··· Data for this exercise ···

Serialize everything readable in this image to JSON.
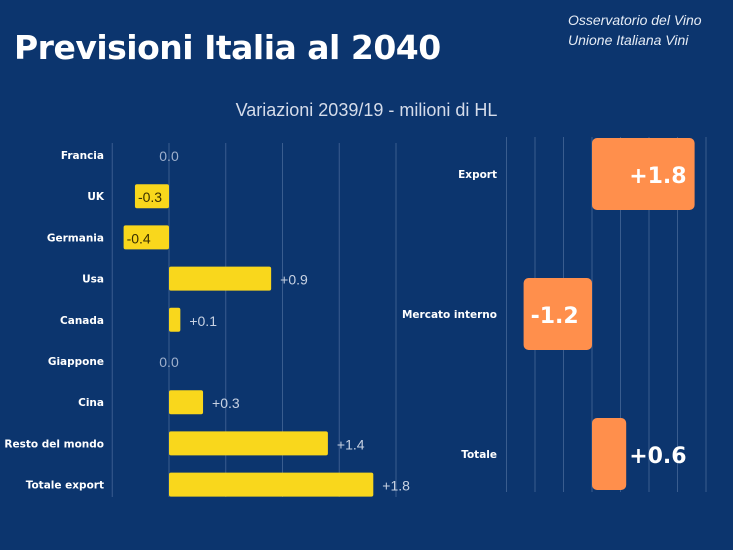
{
  "header": {
    "title": "Previsioni Italia al 2040",
    "source_line1": "Osservatorio del Vino",
    "source_line2": "Unione Italiana Vini"
  },
  "subtitle": "Variazioni 2039/19 - milioni di HL",
  "colors": {
    "background": "#0c356e",
    "export_bars": "#f9d71c",
    "summary_bars": "#ff8f4c"
  },
  "chart_data": [
    {
      "type": "bar",
      "orientation": "horizontal",
      "title": "Variazioni 2039/19 - milioni di HL",
      "categories": [
        "Francia",
        "UK",
        "Germania",
        "Usa",
        "Canada",
        "Giappone",
        "Cina",
        "Resto del mondo",
        "Totale export"
      ],
      "values": [
        0.0,
        -0.3,
        -0.4,
        0.9,
        0.1,
        0.0,
        0.3,
        1.4,
        1.8
      ],
      "labels": [
        "0.0",
        "-0.3",
        "-0.4",
        "+0.9",
        "+0.1",
        "0.0",
        "+0.3",
        "+1.4",
        "+1.8"
      ],
      "xlim": [
        -0.5,
        2.0
      ],
      "grid": true
    },
    {
      "type": "bar",
      "orientation": "horizontal",
      "categories": [
        "Export",
        "Mercato interno",
        "Totale"
      ],
      "values": [
        1.8,
        -1.2,
        0.6
      ],
      "labels": [
        "+1.8",
        "-1.2",
        "+0.6"
      ],
      "xlim": [
        -1.5,
        2.0
      ],
      "grid": true
    }
  ]
}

···

What is expected: Print each line of the material above exactly, with the pictures removed from your copy.

Written response:
Serialize everything readable in this image to JSON.
{
  "header": {
    "title": "Previsioni Italia al 2040",
    "source_line1": "Osservatorio del Vino",
    "source_line2": "Unione Italiana Vini"
  },
  "subtitle": "Variazioni 2039/19 - milioni di HL",
  "colors": {
    "background": "#0c356e",
    "export_bars": "#f9d71c",
    "summary_bars": "#ff8f4c"
  },
  "chart_data": [
    {
      "type": "bar",
      "orientation": "horizontal",
      "title": "Variazioni 2039/19 - milioni di HL",
      "categories": [
        "Francia",
        "UK",
        "Germania",
        "Usa",
        "Canada",
        "Giappone",
        "Cina",
        "Resto del mondo",
        "Totale export"
      ],
      "values": [
        0.0,
        -0.3,
        -0.4,
        0.9,
        0.1,
        0.0,
        0.3,
        1.4,
        1.8
      ],
      "labels": [
        "0.0",
        "-0.3",
        "-0.4",
        "+0.9",
        "+0.1",
        "0.0",
        "+0.3",
        "+1.4",
        "+1.8"
      ],
      "xlim": [
        -0.5,
        2.0
      ],
      "grid": true
    },
    {
      "type": "bar",
      "orientation": "horizontal",
      "categories": [
        "Export",
        "Mercato interno",
        "Totale"
      ],
      "values": [
        1.8,
        -1.2,
        0.6
      ],
      "labels": [
        "+1.8",
        "-1.2",
        "+0.6"
      ],
      "xlim": [
        -1.5,
        2.0
      ],
      "grid": true
    }
  ]
}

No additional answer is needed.